> _The exercise_
Retype each record below word for word. Leave the pictures out.
-------- Provided material
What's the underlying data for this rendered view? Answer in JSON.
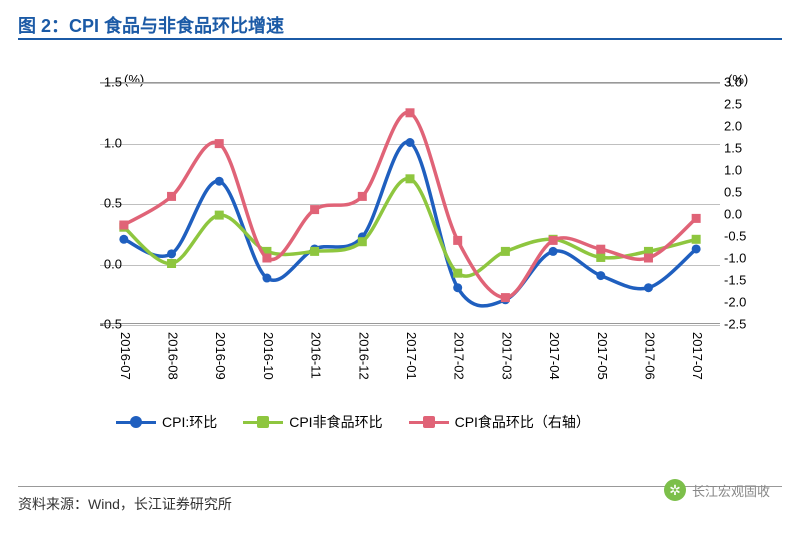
{
  "title": {
    "text": "图 2：CPI 食品与非食品环比增速",
    "color": "#1b5aa6",
    "fontsize": 18,
    "underline_color": "#1b5aa6"
  },
  "chart": {
    "type": "line",
    "background_color": "#ffffff",
    "grid_color": "#bfbfbf",
    "axis_color": "#999999",
    "x_categories": [
      "2016-07",
      "2016-08",
      "2016-09",
      "2016-10",
      "2016-11",
      "2016-12",
      "2017-01",
      "2017-02",
      "2017-03",
      "2017-04",
      "2017-05",
      "2017-06",
      "2017-07"
    ],
    "left_axis": {
      "unit": "(%)",
      "min": -0.5,
      "max": 1.5,
      "step": 0.5,
      "ticks": [
        "-0.5",
        "0.0",
        "0.5",
        "1.0",
        "1.5"
      ],
      "label_fontsize": 13
    },
    "right_axis": {
      "unit": "(%)",
      "min": -2.5,
      "max": 3.0,
      "step": 0.5,
      "ticks": [
        "-2.5",
        "-2.0",
        "-1.5",
        "-1.0",
        "-0.5",
        "0.0",
        "0.5",
        "1.0",
        "1.5",
        "2.0",
        "2.5",
        "3.0"
      ],
      "label_fontsize": 13
    },
    "series": [
      {
        "name": "CPI:环比",
        "axis": "left",
        "color": "#1f5fbf",
        "line_width": 3.5,
        "marker": "circle",
        "marker_size": 9,
        "values": [
          0.2,
          0.08,
          0.68,
          -0.12,
          0.12,
          0.22,
          1.0,
          -0.2,
          -0.3,
          0.1,
          -0.1,
          -0.2,
          0.12
        ]
      },
      {
        "name": "CPI非食品环比",
        "axis": "left",
        "color": "#8ec63f",
        "line_width": 3.5,
        "marker": "square",
        "marker_size": 9,
        "values": [
          0.3,
          0.0,
          0.4,
          0.1,
          0.1,
          0.18,
          0.7,
          -0.08,
          0.1,
          0.2,
          0.05,
          0.1,
          0.2
        ]
      },
      {
        "name": "CPI食品环比（右轴）",
        "axis": "right",
        "color": "#e06377",
        "line_width": 3.5,
        "marker": "square",
        "marker_size": 9,
        "values": [
          -0.25,
          0.4,
          1.6,
          -1.0,
          0.1,
          0.4,
          2.3,
          -0.6,
          -1.9,
          -0.6,
          -0.8,
          -1.0,
          -0.1
        ]
      }
    ]
  },
  "legend": {
    "fontsize": 14
  },
  "source": {
    "label": "资料来源：Wind，长江证券研究所",
    "fontsize": 14
  },
  "watermark": {
    "text": "长江宏观固收",
    "icon_bg": "#7cbf4a"
  }
}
----------------
> _Task answer_
What's the underlying data for this rendered view? Answer in JSON.
{
  "title": {
    "text": "图 2：CPI 食品与非食品环比增速",
    "color": "#1b5aa6",
    "fontsize": 18,
    "underline_color": "#1b5aa6"
  },
  "chart": {
    "type": "line",
    "background_color": "#ffffff",
    "grid_color": "#bfbfbf",
    "axis_color": "#999999",
    "x_categories": [
      "2016-07",
      "2016-08",
      "2016-09",
      "2016-10",
      "2016-11",
      "2016-12",
      "2017-01",
      "2017-02",
      "2017-03",
      "2017-04",
      "2017-05",
      "2017-06",
      "2017-07"
    ],
    "left_axis": {
      "unit": "(%)",
      "min": -0.5,
      "max": 1.5,
      "step": 0.5,
      "ticks": [
        "-0.5",
        "0.0",
        "0.5",
        "1.0",
        "1.5"
      ],
      "label_fontsize": 13
    },
    "right_axis": {
      "unit": "(%)",
      "min": -2.5,
      "max": 3.0,
      "step": 0.5,
      "ticks": [
        "-2.5",
        "-2.0",
        "-1.5",
        "-1.0",
        "-0.5",
        "0.0",
        "0.5",
        "1.0",
        "1.5",
        "2.0",
        "2.5",
        "3.0"
      ],
      "label_fontsize": 13
    },
    "series": [
      {
        "name": "CPI:环比",
        "axis": "left",
        "color": "#1f5fbf",
        "line_width": 3.5,
        "marker": "circle",
        "marker_size": 9,
        "values": [
          0.2,
          0.08,
          0.68,
          -0.12,
          0.12,
          0.22,
          1.0,
          -0.2,
          -0.3,
          0.1,
          -0.1,
          -0.2,
          0.12
        ]
      },
      {
        "name": "CPI非食品环比",
        "axis": "left",
        "color": "#8ec63f",
        "line_width": 3.5,
        "marker": "square",
        "marker_size": 9,
        "values": [
          0.3,
          0.0,
          0.4,
          0.1,
          0.1,
          0.18,
          0.7,
          -0.08,
          0.1,
          0.2,
          0.05,
          0.1,
          0.2
        ]
      },
      {
        "name": "CPI食品环比（右轴）",
        "axis": "right",
        "color": "#e06377",
        "line_width": 3.5,
        "marker": "square",
        "marker_size": 9,
        "values": [
          -0.25,
          0.4,
          1.6,
          -1.0,
          0.1,
          0.4,
          2.3,
          -0.6,
          -1.9,
          -0.6,
          -0.8,
          -1.0,
          -0.1
        ]
      }
    ]
  },
  "legend": {
    "fontsize": 14
  },
  "source": {
    "label": "资料来源：Wind，长江证券研究所",
    "fontsize": 14
  },
  "watermark": {
    "text": "长江宏观固收",
    "icon_bg": "#7cbf4a"
  }
}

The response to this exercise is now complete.